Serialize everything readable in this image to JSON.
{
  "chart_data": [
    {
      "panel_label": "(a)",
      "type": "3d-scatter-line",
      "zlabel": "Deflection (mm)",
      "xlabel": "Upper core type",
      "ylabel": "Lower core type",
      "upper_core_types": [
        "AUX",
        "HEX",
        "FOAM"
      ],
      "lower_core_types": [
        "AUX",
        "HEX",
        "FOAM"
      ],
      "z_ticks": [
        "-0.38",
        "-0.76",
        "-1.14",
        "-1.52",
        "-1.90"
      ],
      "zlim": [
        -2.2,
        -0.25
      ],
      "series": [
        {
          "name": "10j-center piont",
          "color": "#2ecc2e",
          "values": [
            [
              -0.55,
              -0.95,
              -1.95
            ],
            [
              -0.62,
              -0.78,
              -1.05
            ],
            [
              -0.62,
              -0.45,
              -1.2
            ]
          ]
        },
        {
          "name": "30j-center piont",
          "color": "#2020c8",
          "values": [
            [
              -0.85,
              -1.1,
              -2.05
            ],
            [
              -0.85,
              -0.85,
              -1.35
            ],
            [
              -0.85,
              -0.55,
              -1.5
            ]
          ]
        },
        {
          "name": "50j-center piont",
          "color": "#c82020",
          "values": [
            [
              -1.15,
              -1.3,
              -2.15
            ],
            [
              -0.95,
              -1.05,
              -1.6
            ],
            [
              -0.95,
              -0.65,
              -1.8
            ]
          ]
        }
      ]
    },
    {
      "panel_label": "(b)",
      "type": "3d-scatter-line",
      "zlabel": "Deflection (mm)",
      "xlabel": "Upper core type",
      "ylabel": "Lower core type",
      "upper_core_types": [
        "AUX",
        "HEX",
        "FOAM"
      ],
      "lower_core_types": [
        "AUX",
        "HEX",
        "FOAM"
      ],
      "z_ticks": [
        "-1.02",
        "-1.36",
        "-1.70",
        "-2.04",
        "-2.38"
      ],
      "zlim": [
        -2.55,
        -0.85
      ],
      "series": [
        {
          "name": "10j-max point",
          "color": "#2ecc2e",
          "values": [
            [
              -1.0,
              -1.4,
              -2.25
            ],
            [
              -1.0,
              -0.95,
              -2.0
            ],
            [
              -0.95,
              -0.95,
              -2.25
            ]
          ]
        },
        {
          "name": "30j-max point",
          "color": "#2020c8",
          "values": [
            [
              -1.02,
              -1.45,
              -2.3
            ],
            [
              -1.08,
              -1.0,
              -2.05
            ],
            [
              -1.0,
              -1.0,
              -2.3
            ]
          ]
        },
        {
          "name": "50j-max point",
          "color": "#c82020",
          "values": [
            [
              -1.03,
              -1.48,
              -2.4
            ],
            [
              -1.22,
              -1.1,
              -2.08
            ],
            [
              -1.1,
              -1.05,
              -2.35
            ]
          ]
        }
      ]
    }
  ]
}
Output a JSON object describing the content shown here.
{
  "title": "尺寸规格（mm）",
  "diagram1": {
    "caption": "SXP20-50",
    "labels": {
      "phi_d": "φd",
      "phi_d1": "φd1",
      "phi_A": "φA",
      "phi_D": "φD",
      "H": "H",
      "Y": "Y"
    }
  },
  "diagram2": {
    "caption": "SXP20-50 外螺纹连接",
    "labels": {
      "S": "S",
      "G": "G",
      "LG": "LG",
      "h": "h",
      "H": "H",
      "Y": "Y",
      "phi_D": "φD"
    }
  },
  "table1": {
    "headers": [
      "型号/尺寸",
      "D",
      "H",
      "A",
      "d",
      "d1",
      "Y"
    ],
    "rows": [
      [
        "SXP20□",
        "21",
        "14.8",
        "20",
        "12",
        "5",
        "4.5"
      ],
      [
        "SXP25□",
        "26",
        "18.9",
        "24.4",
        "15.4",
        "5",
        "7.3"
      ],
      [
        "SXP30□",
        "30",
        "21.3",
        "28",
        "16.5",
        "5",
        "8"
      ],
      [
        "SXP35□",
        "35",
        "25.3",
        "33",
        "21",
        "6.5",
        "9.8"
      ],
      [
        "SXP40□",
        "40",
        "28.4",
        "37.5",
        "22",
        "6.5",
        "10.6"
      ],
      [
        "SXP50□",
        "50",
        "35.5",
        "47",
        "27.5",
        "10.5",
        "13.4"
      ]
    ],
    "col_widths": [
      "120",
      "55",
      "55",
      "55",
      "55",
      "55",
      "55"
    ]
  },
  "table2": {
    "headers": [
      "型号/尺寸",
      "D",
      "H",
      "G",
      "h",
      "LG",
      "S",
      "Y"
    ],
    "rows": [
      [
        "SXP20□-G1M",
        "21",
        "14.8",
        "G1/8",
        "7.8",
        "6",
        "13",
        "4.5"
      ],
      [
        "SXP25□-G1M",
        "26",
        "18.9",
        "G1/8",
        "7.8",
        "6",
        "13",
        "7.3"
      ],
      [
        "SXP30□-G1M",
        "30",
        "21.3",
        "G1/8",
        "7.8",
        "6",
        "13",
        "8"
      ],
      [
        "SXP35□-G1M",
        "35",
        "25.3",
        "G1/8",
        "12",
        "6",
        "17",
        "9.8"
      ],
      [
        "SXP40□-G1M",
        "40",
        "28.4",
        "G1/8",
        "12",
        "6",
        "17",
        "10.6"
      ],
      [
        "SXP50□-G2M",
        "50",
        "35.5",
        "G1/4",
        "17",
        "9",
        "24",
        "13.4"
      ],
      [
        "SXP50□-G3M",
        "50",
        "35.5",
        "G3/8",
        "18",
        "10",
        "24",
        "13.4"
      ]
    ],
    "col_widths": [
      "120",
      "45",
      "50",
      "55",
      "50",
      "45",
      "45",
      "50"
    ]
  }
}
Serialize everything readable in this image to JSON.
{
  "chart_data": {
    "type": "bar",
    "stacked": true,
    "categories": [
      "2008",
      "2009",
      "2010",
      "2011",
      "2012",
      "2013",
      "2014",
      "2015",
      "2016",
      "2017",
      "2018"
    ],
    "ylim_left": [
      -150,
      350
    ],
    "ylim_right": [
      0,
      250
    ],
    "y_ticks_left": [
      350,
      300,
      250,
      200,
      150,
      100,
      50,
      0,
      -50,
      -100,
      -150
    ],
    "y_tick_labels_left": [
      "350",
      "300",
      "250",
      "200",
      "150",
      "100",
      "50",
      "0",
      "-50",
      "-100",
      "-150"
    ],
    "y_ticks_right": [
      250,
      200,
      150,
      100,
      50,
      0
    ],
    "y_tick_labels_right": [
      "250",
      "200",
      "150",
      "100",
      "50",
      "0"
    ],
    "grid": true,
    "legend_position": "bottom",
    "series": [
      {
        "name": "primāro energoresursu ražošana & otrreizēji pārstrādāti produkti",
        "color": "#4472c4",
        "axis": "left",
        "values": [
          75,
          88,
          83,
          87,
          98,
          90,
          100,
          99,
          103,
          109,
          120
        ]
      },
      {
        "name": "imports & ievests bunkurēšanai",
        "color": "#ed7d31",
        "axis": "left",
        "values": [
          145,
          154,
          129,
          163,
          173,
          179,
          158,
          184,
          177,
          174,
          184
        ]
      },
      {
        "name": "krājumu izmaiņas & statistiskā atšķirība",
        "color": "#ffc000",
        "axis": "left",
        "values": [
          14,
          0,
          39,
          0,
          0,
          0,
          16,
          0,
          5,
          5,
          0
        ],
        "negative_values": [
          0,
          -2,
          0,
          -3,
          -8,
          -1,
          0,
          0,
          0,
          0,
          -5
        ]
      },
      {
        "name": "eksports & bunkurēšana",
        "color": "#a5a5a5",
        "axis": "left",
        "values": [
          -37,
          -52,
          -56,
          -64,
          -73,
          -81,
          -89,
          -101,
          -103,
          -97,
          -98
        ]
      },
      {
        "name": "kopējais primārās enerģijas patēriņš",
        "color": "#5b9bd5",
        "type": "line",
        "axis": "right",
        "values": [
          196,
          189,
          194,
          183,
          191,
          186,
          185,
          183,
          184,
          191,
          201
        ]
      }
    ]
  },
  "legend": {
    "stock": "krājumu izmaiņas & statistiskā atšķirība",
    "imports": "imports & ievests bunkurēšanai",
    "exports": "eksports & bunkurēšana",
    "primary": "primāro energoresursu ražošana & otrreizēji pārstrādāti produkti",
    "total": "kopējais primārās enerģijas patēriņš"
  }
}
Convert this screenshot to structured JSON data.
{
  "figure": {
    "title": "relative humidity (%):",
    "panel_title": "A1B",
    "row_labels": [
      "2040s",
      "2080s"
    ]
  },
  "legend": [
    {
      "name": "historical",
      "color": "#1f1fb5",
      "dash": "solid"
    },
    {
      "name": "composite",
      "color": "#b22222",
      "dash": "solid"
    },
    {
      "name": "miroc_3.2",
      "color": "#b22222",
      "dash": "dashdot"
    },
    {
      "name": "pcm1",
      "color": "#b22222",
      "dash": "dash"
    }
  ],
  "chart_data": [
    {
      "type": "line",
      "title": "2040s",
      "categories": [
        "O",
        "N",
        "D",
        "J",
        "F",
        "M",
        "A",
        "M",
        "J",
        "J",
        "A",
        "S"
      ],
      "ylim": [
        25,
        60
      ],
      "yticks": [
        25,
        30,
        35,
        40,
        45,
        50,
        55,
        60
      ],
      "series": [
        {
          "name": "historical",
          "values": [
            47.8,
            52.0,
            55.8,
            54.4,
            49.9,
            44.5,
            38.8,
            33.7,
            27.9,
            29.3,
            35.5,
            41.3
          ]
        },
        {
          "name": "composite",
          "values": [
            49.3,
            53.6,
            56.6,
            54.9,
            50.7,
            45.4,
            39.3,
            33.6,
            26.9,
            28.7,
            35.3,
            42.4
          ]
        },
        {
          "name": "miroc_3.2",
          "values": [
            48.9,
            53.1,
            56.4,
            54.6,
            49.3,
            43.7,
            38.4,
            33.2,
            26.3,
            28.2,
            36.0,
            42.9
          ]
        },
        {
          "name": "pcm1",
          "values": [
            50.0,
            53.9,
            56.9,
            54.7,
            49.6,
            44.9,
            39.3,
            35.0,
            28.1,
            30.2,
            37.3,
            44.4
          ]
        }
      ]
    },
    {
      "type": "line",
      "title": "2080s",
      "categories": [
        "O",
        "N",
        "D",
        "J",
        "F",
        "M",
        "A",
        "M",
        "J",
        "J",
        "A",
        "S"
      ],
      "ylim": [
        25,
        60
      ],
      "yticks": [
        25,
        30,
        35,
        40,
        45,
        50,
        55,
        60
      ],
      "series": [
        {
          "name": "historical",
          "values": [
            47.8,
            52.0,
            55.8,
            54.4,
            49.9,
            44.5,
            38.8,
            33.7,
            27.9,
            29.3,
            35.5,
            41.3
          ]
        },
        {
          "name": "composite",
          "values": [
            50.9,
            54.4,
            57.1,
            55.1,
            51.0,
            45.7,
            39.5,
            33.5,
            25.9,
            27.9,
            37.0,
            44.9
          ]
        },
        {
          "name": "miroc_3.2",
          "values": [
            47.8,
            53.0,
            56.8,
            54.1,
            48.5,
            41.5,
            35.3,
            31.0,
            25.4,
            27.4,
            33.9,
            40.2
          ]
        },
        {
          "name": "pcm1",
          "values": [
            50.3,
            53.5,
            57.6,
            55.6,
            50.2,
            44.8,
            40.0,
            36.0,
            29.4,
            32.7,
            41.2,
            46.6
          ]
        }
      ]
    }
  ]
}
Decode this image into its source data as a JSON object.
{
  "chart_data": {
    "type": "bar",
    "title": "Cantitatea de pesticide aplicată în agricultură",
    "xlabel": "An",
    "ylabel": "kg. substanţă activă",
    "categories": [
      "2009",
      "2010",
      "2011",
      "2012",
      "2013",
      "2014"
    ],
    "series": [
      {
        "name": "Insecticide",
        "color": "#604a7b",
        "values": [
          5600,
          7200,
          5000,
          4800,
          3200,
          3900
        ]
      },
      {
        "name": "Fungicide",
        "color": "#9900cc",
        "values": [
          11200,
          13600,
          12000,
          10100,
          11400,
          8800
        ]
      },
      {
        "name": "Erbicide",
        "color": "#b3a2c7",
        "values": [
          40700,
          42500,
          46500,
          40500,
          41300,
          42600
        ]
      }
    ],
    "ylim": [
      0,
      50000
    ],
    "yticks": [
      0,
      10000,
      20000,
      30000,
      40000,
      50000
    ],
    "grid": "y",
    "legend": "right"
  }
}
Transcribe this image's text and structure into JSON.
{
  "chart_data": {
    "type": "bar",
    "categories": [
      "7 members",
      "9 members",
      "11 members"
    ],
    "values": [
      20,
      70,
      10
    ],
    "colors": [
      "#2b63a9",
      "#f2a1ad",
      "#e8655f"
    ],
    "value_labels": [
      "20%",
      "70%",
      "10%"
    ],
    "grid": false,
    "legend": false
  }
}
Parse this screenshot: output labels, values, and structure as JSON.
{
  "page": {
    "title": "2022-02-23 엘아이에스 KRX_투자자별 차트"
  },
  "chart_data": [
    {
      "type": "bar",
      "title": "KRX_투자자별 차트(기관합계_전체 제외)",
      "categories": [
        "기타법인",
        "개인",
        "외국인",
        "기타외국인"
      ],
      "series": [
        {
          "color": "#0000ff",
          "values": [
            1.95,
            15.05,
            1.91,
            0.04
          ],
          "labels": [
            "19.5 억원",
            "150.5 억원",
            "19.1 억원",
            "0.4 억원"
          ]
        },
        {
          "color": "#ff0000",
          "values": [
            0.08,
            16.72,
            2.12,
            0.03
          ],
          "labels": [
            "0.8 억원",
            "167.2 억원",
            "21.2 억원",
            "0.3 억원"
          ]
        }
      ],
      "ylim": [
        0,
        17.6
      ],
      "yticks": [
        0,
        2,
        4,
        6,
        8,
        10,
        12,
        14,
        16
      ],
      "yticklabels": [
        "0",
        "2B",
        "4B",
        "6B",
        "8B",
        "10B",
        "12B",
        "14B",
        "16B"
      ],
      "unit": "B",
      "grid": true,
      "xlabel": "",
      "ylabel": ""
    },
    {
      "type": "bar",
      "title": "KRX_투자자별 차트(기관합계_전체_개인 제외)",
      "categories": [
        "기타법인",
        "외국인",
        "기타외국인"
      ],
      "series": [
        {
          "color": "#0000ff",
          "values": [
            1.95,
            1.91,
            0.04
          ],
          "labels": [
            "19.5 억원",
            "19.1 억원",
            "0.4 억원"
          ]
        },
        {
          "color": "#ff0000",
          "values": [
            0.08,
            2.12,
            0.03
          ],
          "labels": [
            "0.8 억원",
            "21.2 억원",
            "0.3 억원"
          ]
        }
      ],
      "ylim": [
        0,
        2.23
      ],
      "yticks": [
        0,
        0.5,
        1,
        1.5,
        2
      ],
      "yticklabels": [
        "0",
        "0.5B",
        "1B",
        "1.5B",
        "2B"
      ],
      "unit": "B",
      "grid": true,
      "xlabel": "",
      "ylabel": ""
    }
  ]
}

> Given exercise:
Copy every line above that includes the string "piont".

> Task answer:
          "name": "10j-center piont",
          "name": "30j-center piont",
          "name": "50j-center piont",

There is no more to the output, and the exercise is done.